Given data:
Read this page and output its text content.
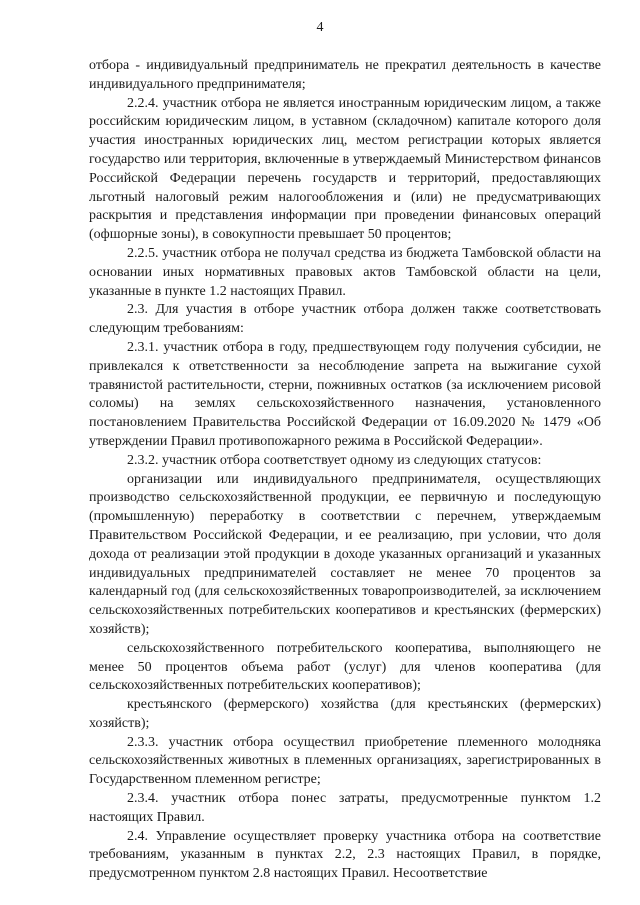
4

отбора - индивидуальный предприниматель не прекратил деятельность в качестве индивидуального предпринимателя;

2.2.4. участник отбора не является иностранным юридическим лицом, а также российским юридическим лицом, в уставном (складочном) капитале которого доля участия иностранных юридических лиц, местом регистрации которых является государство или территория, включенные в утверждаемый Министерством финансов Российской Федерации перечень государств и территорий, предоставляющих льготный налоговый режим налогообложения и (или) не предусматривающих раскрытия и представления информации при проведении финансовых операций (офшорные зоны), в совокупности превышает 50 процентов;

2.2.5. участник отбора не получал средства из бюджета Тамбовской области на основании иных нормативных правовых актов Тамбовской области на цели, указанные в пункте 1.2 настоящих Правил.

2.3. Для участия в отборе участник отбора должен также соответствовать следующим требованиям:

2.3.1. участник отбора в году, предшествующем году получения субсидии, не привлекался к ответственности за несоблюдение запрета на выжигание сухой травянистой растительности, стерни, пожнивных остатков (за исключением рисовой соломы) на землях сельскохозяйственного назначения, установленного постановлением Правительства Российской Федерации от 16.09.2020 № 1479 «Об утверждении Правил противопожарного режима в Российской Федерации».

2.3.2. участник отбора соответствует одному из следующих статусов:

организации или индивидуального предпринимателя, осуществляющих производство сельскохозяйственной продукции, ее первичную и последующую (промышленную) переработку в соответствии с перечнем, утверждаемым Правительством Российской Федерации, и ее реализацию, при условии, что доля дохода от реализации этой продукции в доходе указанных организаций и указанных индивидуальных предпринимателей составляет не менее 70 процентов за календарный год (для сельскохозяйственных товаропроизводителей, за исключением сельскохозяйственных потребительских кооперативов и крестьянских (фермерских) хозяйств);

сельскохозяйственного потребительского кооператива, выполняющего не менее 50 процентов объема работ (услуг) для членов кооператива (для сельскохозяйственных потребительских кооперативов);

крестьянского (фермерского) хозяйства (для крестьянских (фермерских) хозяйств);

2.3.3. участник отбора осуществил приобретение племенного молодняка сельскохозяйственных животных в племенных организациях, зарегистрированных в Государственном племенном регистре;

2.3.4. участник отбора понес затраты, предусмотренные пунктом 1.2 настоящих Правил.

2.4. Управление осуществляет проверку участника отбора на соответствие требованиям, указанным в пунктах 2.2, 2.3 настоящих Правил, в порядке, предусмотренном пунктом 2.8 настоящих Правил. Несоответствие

* * *

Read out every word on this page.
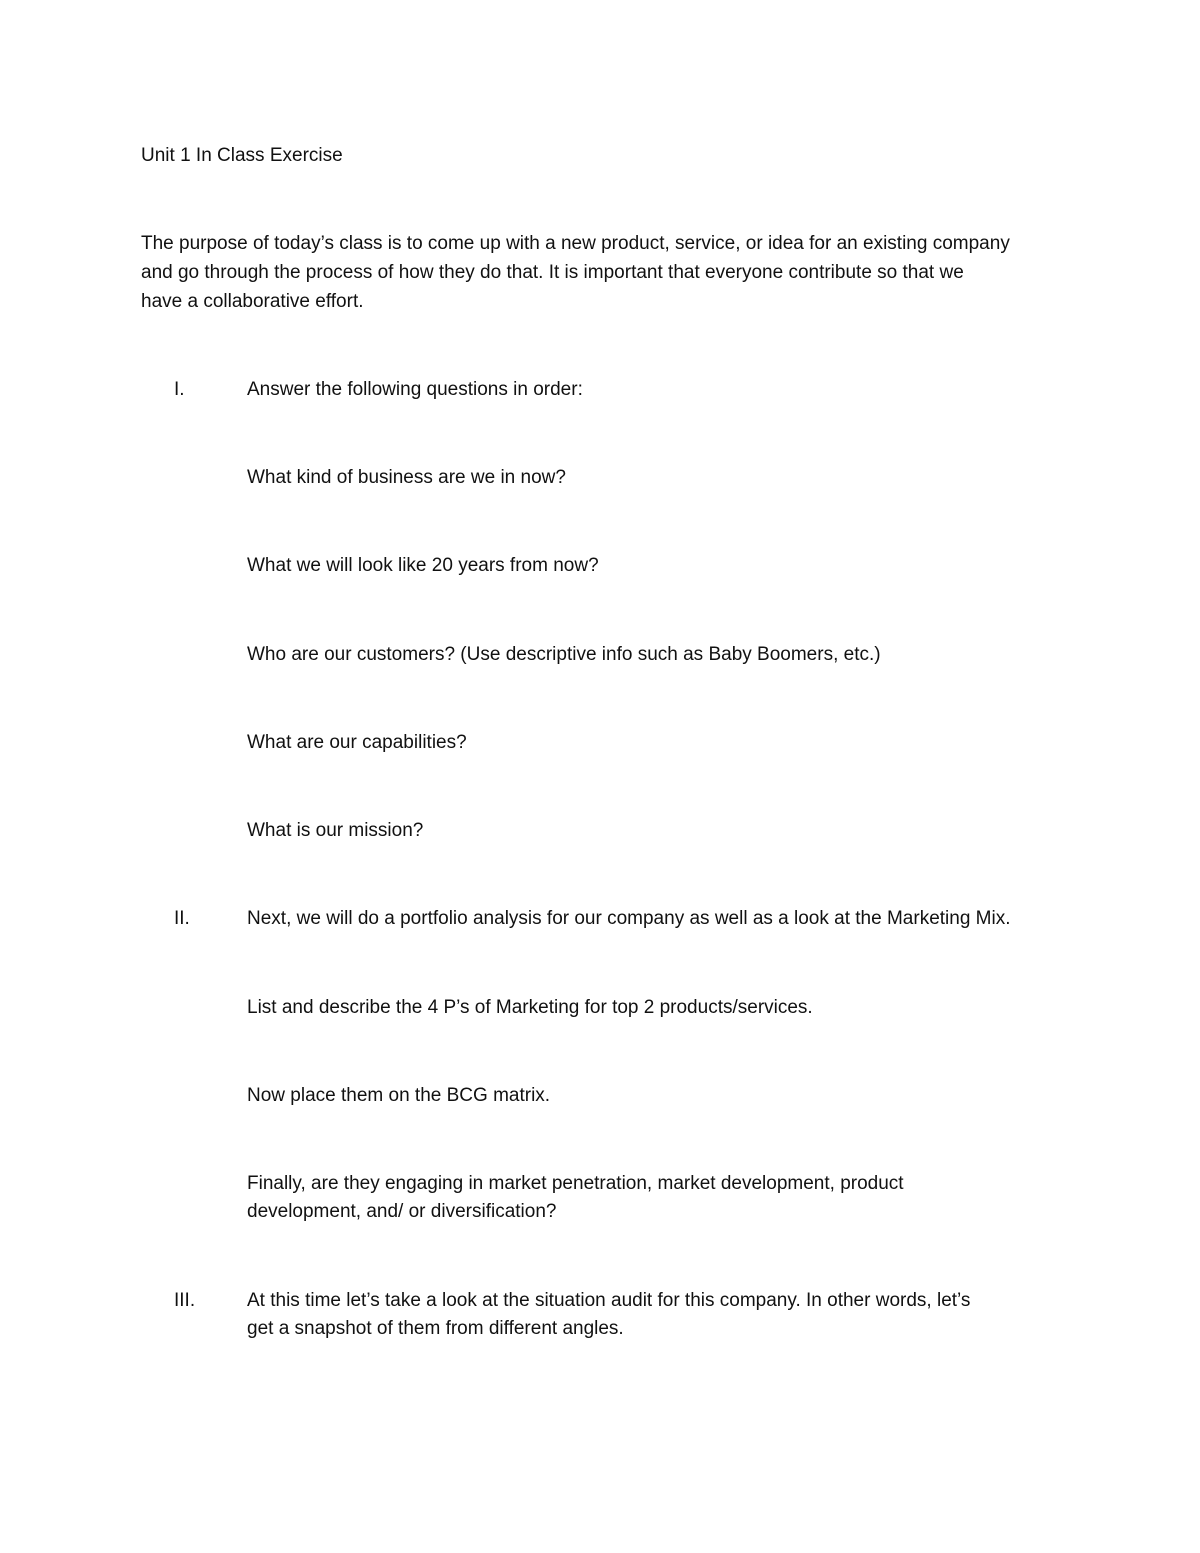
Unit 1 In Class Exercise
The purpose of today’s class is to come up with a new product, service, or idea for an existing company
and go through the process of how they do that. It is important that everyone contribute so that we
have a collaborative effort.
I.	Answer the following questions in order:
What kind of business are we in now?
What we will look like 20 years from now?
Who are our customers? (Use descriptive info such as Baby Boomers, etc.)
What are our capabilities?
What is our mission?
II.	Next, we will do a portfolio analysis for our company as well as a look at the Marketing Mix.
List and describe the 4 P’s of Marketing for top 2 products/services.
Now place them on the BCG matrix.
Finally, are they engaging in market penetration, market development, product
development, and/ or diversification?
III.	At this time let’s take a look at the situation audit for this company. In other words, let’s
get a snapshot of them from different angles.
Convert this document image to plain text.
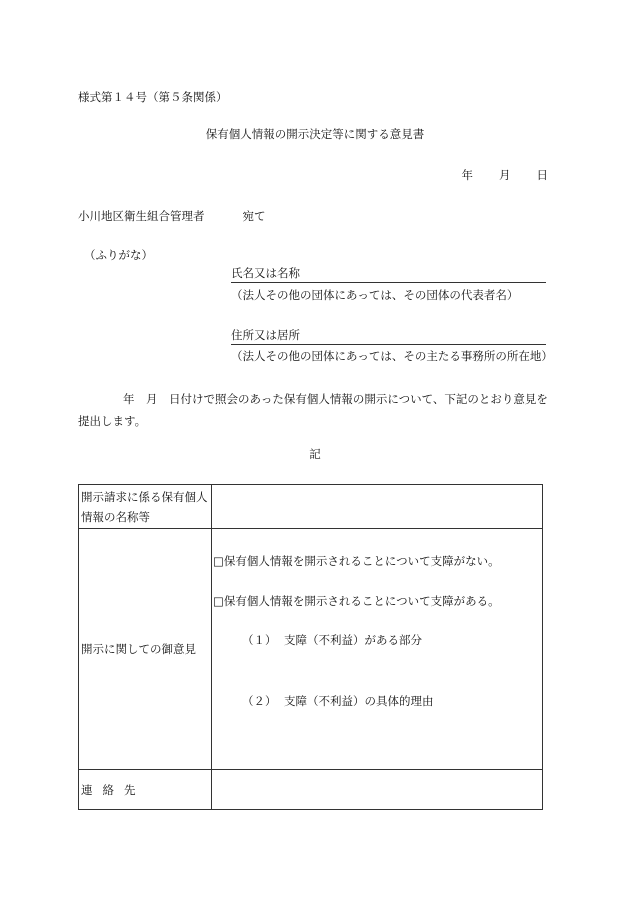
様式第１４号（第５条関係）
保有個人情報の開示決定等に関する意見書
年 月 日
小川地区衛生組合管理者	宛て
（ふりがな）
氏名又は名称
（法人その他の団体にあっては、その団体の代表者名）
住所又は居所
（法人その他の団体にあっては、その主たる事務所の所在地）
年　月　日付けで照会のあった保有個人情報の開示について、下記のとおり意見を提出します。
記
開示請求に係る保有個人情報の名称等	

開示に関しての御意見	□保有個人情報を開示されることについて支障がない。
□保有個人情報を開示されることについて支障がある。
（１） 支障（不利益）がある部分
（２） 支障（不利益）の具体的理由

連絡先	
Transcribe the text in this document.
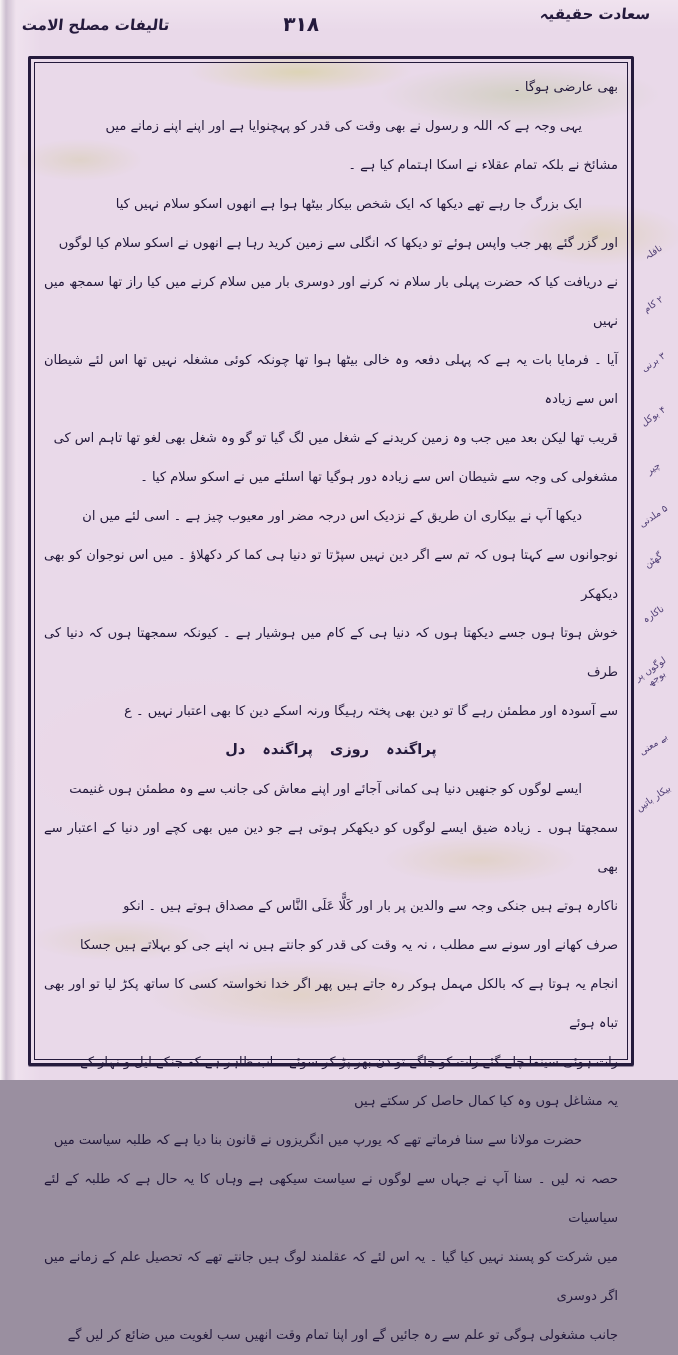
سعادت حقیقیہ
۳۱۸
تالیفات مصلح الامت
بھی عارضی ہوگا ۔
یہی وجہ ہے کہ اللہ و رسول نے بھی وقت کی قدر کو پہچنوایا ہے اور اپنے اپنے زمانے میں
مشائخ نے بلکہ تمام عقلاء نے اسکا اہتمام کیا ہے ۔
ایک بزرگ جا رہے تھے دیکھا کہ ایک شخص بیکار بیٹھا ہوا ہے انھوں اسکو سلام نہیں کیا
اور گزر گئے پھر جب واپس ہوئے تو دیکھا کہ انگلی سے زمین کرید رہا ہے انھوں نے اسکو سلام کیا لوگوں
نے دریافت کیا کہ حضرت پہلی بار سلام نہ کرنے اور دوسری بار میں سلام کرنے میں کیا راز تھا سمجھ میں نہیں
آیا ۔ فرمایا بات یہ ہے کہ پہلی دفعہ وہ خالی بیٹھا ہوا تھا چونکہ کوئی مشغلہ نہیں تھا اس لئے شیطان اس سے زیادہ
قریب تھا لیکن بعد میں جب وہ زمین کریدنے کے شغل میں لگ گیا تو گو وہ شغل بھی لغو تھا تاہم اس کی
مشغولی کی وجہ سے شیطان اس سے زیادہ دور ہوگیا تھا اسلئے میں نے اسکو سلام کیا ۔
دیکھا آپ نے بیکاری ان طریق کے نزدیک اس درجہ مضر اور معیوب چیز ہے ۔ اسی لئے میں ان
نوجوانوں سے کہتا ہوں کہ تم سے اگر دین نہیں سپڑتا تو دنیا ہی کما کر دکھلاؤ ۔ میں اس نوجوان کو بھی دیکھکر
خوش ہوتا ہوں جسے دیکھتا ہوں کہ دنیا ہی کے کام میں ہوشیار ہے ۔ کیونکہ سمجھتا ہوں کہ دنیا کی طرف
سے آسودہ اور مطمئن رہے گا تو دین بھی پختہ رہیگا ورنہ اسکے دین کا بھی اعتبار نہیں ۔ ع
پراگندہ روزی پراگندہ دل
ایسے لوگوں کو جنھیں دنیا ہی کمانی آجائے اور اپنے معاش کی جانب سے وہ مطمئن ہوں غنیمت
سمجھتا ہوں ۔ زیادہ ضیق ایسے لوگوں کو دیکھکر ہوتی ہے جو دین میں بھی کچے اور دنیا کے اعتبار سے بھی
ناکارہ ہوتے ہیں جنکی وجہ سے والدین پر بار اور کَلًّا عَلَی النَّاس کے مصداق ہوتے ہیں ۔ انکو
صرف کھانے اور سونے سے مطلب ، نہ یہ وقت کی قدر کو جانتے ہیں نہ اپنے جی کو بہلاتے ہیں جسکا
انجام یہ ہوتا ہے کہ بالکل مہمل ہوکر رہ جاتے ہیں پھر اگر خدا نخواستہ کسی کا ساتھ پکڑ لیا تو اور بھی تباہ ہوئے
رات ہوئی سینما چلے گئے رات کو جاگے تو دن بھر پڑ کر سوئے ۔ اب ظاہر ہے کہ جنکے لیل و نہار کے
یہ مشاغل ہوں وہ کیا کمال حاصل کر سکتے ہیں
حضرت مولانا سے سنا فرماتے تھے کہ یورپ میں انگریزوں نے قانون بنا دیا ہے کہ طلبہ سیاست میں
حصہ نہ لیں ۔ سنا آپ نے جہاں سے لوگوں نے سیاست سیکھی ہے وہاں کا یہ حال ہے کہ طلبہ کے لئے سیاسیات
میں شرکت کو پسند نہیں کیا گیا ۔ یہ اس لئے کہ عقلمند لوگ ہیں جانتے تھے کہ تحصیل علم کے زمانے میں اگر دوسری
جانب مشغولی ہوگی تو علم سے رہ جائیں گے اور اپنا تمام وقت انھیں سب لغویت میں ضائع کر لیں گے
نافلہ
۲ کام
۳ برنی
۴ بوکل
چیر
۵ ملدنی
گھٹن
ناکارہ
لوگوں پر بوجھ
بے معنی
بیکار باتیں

...

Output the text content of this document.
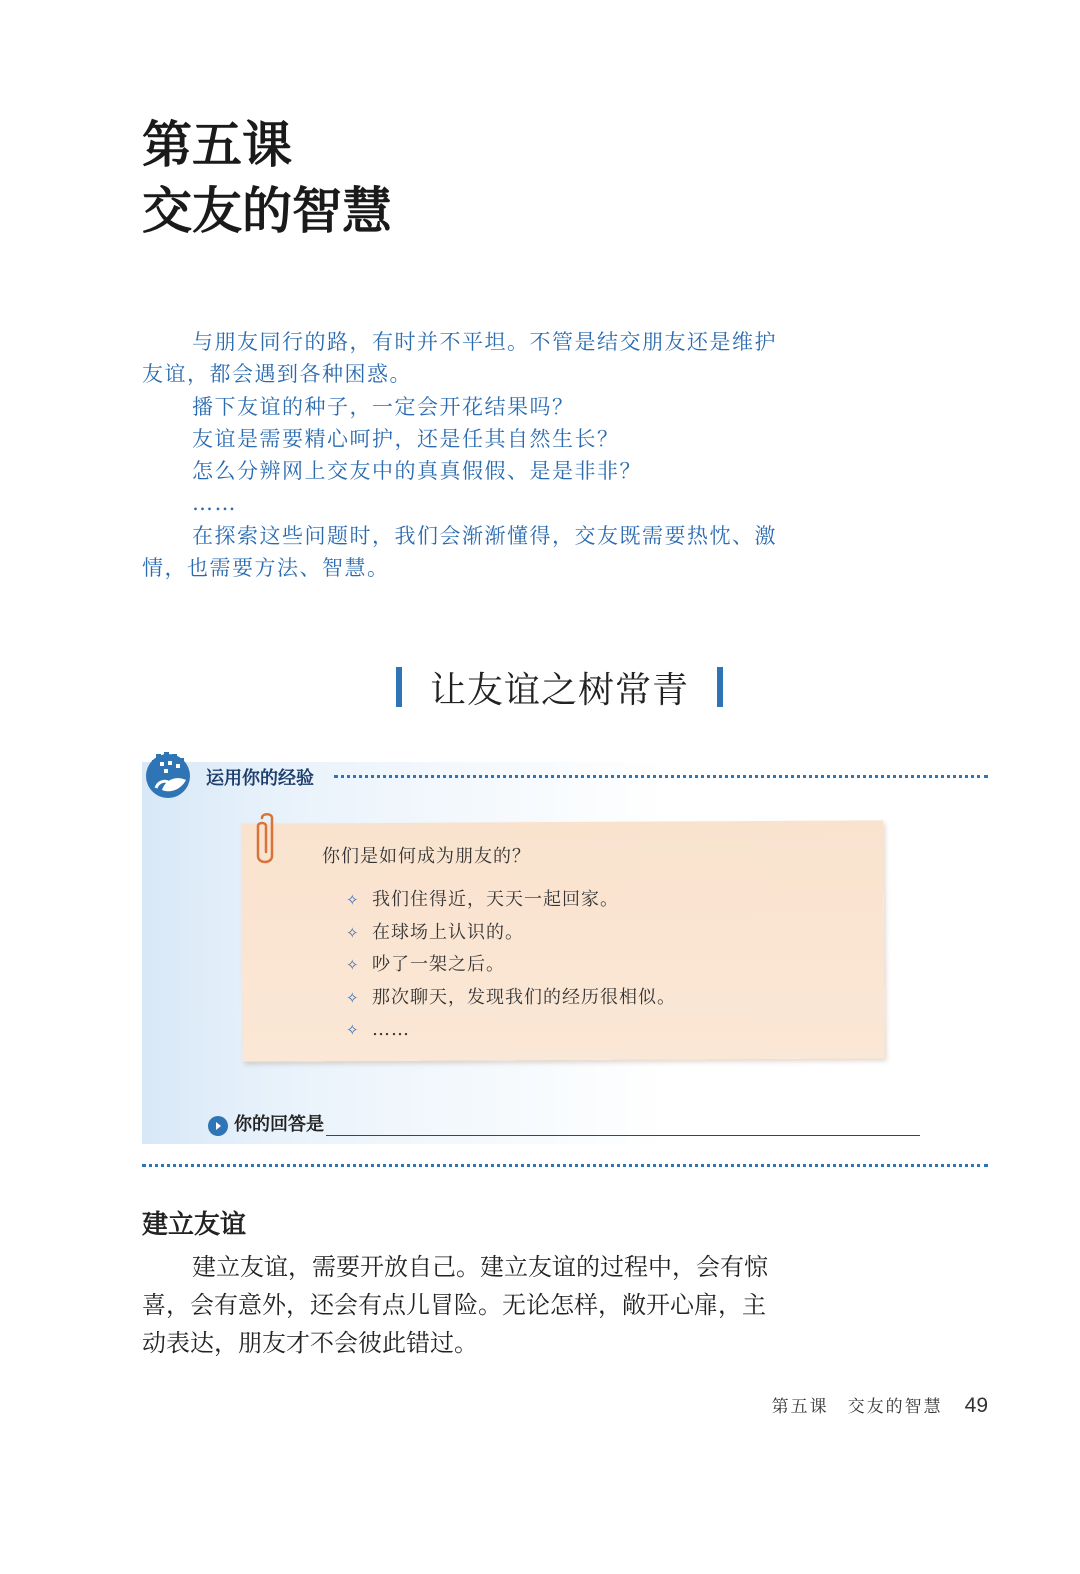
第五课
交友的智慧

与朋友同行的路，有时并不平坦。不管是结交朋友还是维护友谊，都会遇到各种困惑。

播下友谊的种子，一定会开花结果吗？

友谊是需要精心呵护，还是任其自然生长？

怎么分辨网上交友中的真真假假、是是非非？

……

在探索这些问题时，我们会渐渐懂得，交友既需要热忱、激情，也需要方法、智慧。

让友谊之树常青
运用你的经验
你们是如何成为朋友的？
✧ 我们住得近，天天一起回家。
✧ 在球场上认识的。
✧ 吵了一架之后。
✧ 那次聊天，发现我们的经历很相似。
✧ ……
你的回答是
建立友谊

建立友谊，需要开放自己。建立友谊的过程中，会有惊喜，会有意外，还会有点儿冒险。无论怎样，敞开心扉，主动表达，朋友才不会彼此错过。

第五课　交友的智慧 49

Exercise objective:
Look for the word "طلبہ" and return every line where it occurs.

Exercise answer:
حضرت مولانا سے سنا فرماتے تھے کہ یورپ میں انگریزوں نے قانون بنا دیا ہے کہ طلبہ سیاست میں
حصہ نہ لیں ۔ سنا آپ نے جہاں سے لوگوں نے سیاست سیکھی ہے وہاں کا یہ حال ہے کہ طلبہ کے لئے سیاسیات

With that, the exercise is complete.